§ WHAT IS EXPECTED:
Locate the string "color" in the listing below. Copy every line where it is found.

--- BEGIN ---

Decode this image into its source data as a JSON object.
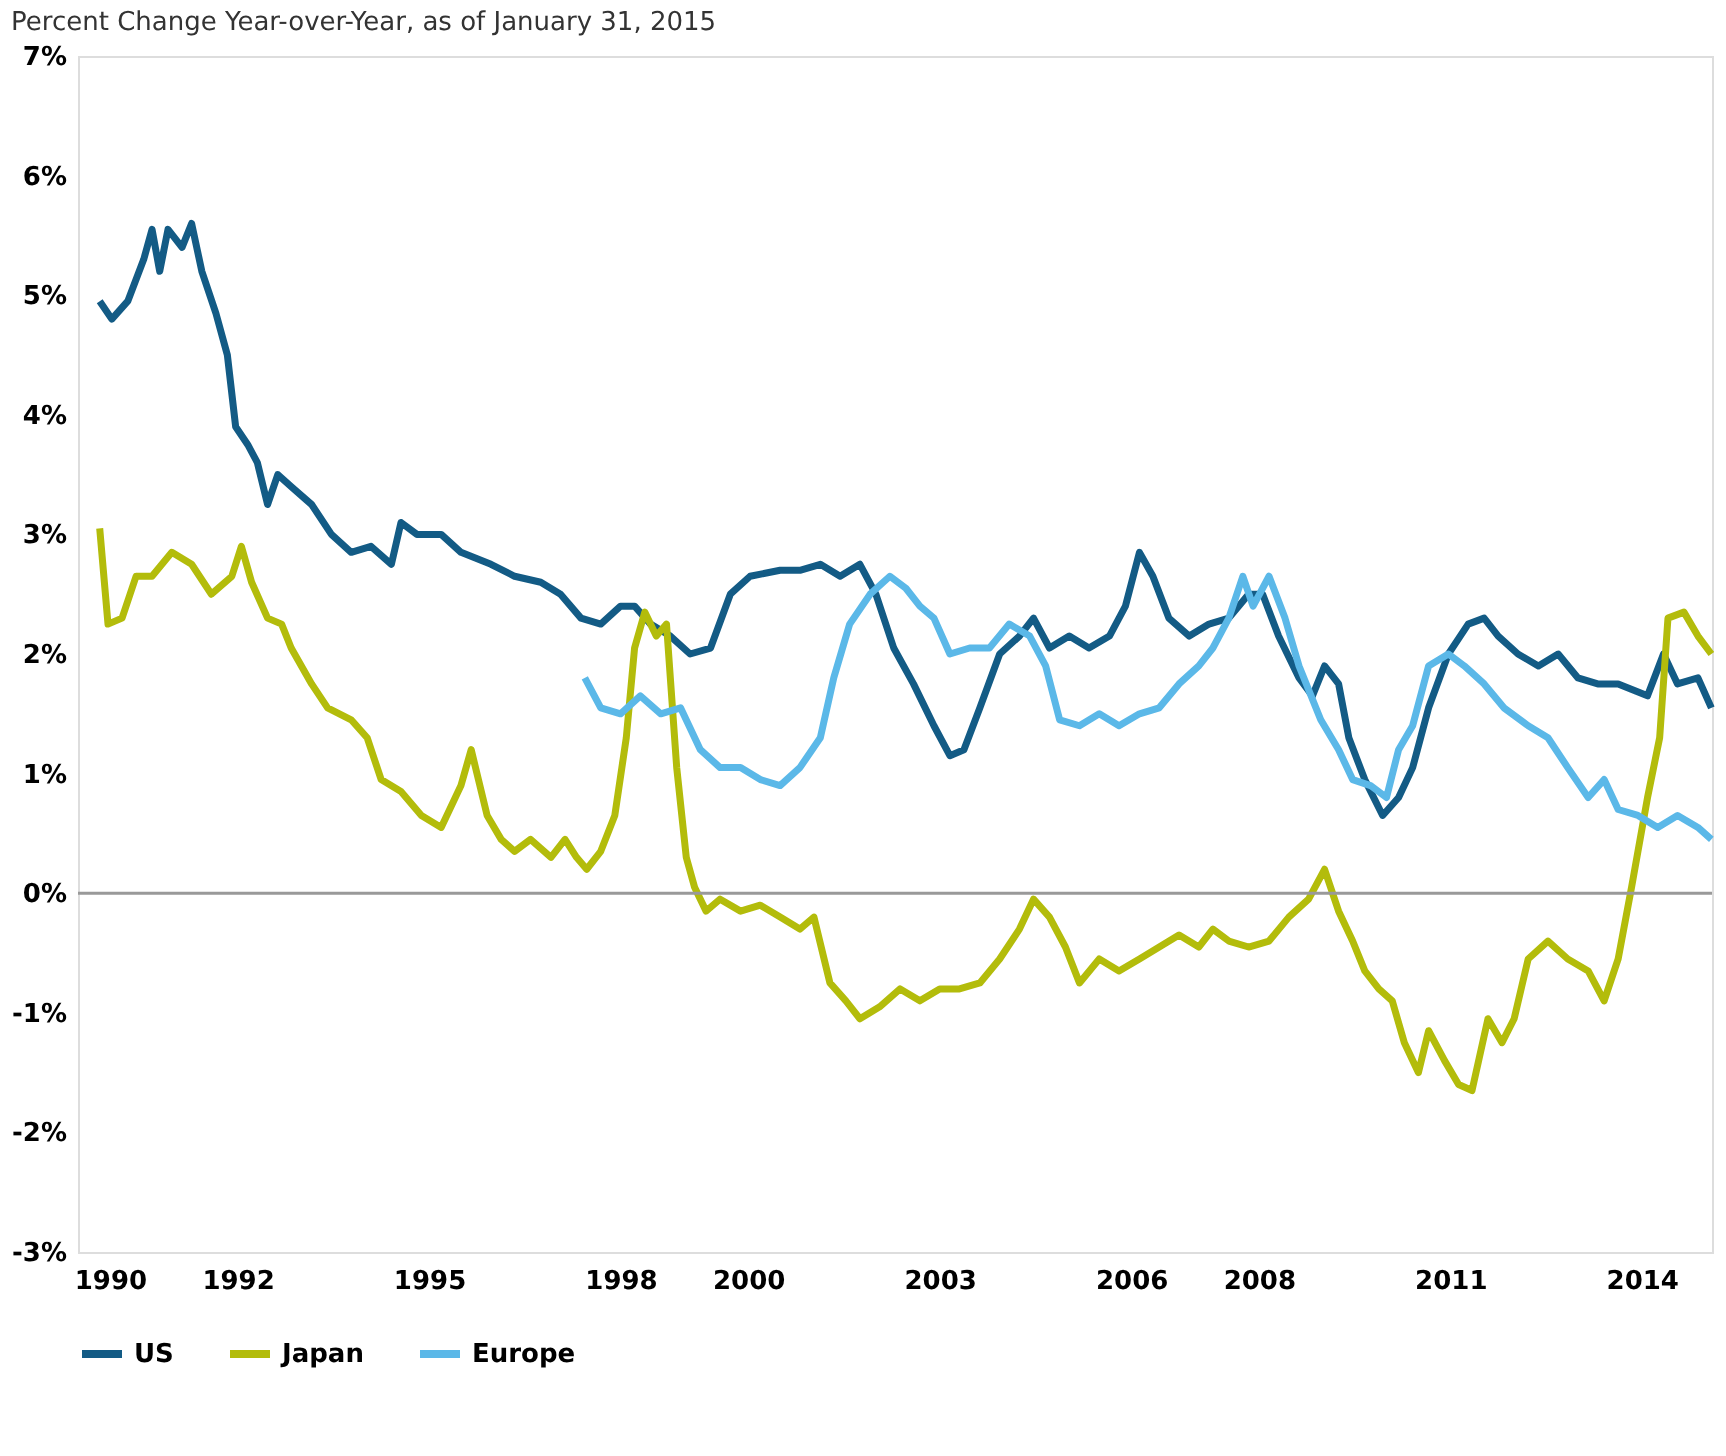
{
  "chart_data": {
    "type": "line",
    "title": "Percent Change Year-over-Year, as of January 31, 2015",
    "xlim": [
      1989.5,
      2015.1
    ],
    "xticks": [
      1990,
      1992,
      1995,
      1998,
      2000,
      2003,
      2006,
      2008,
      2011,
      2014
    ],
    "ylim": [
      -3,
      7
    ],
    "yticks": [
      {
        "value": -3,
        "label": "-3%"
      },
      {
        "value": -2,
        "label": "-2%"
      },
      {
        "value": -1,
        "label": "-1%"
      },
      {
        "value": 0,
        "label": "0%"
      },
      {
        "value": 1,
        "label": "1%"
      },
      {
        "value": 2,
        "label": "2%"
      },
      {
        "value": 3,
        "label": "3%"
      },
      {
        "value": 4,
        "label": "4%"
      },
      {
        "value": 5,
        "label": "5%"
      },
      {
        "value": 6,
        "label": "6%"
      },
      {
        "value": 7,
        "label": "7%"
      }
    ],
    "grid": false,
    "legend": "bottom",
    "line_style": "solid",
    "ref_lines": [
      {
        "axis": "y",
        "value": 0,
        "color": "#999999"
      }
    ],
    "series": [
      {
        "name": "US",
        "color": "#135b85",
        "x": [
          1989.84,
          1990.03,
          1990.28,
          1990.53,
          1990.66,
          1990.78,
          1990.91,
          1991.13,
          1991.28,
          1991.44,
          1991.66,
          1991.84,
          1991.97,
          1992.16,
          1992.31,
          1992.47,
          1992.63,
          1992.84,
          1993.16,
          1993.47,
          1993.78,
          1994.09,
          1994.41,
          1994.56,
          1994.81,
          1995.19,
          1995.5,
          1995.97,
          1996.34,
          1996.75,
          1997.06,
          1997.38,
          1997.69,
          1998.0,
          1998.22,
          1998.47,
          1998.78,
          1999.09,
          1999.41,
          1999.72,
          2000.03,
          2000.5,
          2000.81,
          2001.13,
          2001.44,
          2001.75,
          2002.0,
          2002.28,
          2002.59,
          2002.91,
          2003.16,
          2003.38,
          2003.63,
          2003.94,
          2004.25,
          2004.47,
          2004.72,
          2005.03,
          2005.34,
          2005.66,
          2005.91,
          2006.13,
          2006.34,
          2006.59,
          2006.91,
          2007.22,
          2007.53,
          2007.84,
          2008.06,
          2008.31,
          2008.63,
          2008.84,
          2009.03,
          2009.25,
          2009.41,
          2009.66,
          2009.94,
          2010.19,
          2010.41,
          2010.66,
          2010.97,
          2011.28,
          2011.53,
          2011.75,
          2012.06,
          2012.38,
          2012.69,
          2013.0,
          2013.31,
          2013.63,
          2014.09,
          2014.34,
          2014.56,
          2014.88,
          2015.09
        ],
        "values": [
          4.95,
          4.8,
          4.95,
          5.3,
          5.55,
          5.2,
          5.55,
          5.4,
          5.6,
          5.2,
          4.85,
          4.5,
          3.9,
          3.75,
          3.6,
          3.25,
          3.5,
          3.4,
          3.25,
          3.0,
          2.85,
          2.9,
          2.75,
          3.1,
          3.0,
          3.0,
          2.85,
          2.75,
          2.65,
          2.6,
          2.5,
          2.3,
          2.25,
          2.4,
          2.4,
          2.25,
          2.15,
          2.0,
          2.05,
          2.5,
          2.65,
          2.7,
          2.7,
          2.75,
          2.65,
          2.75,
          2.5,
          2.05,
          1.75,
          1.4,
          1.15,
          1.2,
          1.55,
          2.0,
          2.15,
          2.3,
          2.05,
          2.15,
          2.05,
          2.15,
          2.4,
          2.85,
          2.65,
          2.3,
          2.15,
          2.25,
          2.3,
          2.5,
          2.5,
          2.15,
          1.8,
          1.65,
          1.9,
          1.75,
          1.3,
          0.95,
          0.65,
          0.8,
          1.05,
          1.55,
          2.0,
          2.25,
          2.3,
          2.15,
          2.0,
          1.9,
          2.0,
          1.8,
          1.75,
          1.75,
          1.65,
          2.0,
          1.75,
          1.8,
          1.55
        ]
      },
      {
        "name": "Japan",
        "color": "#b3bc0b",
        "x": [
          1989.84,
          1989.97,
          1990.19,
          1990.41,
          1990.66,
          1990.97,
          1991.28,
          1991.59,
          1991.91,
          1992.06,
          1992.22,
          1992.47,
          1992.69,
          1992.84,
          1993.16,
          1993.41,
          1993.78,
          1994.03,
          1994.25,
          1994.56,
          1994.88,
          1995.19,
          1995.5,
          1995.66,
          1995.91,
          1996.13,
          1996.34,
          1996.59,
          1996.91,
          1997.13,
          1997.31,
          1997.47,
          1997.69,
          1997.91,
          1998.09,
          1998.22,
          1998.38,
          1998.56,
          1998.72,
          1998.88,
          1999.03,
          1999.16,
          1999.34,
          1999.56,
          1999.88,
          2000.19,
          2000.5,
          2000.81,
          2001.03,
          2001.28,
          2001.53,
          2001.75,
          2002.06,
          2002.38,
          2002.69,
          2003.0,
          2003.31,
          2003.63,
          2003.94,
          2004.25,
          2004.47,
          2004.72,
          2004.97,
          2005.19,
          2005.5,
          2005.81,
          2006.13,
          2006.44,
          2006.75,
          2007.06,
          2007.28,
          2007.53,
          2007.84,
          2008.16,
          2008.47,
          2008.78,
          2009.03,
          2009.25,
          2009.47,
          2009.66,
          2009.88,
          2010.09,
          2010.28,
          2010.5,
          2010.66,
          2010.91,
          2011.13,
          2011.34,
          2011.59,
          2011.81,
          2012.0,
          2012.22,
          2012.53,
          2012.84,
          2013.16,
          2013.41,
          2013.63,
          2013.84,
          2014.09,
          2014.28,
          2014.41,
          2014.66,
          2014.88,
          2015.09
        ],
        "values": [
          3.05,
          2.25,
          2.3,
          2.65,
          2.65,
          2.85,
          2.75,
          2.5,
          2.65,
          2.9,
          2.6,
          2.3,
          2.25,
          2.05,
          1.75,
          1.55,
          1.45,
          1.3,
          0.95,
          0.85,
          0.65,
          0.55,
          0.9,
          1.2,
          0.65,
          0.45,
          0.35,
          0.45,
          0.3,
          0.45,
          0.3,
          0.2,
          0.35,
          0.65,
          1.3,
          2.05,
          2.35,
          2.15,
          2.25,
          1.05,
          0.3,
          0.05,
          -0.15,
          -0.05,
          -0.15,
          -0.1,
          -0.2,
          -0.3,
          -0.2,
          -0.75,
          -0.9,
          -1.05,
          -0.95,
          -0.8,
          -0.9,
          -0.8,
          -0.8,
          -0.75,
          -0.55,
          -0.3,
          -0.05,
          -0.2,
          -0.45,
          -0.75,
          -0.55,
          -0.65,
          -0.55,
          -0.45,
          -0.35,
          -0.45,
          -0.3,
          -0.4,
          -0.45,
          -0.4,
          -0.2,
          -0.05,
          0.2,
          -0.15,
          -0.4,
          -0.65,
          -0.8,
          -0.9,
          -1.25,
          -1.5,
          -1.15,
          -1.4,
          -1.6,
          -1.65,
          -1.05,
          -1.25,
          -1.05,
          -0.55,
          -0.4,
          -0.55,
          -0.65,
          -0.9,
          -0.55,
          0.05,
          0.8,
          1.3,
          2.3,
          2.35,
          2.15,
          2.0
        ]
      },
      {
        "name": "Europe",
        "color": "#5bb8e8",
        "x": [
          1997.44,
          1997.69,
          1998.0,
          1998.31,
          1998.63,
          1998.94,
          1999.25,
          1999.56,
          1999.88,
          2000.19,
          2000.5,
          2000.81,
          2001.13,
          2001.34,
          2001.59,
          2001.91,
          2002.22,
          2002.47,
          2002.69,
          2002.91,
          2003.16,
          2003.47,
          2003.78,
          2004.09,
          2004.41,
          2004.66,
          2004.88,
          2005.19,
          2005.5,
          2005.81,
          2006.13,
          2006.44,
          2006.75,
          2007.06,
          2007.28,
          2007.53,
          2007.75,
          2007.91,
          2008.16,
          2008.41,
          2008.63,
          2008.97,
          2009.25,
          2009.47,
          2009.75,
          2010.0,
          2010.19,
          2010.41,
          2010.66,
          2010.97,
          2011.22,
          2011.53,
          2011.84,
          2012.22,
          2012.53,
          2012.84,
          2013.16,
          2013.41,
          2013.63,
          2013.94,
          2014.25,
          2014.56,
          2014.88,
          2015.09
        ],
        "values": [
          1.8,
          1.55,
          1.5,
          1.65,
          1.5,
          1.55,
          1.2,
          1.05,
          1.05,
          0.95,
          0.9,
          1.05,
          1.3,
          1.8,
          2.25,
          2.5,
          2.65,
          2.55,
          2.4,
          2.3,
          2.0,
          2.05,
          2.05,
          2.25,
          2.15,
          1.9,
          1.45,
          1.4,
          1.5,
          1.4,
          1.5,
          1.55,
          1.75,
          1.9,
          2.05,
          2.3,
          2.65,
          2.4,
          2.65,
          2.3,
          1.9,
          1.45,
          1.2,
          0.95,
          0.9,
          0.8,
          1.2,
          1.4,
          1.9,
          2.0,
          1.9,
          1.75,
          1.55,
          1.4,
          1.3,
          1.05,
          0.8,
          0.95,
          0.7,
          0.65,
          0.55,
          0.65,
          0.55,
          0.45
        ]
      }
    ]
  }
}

--- END ---

§ EXERCISE RESULT:
        "color": "#999999"
        "color": "#135b85",
        "color": "#b3bc0b",
        "color": "#5bb8e8",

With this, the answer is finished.